# Start of Materials provided
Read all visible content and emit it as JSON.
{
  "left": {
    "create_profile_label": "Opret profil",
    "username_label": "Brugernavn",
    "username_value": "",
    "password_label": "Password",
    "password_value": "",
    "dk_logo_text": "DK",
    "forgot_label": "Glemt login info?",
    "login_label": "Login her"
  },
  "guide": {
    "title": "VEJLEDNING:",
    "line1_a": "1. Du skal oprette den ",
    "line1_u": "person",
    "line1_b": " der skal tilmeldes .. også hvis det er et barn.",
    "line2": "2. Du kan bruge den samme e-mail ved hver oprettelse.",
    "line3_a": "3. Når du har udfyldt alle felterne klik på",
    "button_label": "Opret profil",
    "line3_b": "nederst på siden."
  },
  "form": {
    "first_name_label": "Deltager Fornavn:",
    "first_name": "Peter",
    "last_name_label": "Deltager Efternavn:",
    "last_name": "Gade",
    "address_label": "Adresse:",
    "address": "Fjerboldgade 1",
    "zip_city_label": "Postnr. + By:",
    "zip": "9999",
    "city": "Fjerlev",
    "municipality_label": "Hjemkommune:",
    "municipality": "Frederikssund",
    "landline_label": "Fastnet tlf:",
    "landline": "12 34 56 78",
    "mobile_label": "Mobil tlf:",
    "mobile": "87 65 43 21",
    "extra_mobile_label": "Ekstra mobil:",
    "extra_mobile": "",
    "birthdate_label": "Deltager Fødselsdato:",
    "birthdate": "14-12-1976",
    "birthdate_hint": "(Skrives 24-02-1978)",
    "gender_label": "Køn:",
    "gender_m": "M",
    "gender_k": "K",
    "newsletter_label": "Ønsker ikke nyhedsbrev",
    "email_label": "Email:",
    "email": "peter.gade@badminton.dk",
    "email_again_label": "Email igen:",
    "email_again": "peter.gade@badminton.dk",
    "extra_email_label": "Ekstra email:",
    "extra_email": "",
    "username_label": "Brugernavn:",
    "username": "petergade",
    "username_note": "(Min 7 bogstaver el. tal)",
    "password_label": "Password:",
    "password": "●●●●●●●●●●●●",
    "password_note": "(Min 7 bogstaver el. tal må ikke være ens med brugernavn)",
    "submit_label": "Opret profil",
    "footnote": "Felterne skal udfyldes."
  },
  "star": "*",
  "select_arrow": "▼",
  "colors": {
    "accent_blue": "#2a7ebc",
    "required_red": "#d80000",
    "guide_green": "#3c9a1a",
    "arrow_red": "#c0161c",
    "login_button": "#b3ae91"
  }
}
# End of Materials provided
Aim ::
Every line that holds the word "Ekstra" should be extracted.

Exercise answer ::
    "extra_mobile_label": "Ekstra mobil:",
    "extra_email_label": "Ekstra email:",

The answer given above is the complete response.